*TASK DESCRIPTION*.
Across the entries below, how many lines contain the string "important"? Give only the count.
****************
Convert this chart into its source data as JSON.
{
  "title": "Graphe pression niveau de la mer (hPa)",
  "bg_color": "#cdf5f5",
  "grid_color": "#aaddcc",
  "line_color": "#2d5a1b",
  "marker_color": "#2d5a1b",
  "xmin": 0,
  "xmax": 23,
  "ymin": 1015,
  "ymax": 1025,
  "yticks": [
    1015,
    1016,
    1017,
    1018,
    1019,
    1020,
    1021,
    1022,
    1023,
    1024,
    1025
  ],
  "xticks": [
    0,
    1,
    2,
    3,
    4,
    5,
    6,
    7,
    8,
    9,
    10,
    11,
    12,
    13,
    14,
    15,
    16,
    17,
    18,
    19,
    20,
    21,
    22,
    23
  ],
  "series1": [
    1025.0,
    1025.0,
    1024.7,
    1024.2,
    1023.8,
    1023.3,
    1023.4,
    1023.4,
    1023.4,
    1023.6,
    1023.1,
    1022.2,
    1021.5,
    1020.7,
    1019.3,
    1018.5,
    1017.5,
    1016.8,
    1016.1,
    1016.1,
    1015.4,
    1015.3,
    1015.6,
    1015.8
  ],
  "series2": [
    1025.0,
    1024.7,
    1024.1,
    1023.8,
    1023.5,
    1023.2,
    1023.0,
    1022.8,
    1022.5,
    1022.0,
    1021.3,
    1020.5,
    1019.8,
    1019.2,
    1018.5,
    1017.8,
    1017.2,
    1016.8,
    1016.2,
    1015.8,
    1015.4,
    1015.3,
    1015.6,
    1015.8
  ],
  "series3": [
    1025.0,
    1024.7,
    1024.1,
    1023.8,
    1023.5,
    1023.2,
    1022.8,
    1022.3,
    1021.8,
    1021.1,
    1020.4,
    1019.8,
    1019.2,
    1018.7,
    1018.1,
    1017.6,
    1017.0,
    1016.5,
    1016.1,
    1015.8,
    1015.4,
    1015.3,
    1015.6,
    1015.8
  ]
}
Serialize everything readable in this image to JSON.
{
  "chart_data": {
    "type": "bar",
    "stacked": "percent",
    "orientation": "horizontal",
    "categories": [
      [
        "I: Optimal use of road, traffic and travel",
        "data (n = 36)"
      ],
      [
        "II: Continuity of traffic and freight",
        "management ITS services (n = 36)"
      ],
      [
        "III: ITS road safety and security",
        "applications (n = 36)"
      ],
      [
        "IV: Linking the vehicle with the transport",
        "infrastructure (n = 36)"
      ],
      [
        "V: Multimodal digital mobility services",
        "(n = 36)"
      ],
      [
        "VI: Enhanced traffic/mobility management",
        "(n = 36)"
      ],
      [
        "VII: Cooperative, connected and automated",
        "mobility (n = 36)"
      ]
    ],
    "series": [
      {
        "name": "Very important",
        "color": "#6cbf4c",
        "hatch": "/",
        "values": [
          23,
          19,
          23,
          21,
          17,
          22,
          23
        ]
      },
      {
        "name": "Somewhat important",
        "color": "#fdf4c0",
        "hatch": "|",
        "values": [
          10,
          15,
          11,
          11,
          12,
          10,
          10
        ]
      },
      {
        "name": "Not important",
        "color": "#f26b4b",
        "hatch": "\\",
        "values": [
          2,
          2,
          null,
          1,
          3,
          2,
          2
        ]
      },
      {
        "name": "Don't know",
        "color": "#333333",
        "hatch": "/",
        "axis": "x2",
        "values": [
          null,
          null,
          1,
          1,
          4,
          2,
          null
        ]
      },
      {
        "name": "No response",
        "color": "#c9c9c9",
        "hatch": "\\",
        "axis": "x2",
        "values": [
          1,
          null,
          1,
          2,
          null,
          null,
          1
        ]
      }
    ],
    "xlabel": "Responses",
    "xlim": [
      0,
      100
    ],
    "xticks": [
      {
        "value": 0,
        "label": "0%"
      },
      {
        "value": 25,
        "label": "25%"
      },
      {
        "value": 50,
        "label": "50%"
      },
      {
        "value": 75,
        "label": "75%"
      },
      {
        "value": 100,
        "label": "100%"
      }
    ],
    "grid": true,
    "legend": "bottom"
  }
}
****************
*OUTPUT*.
3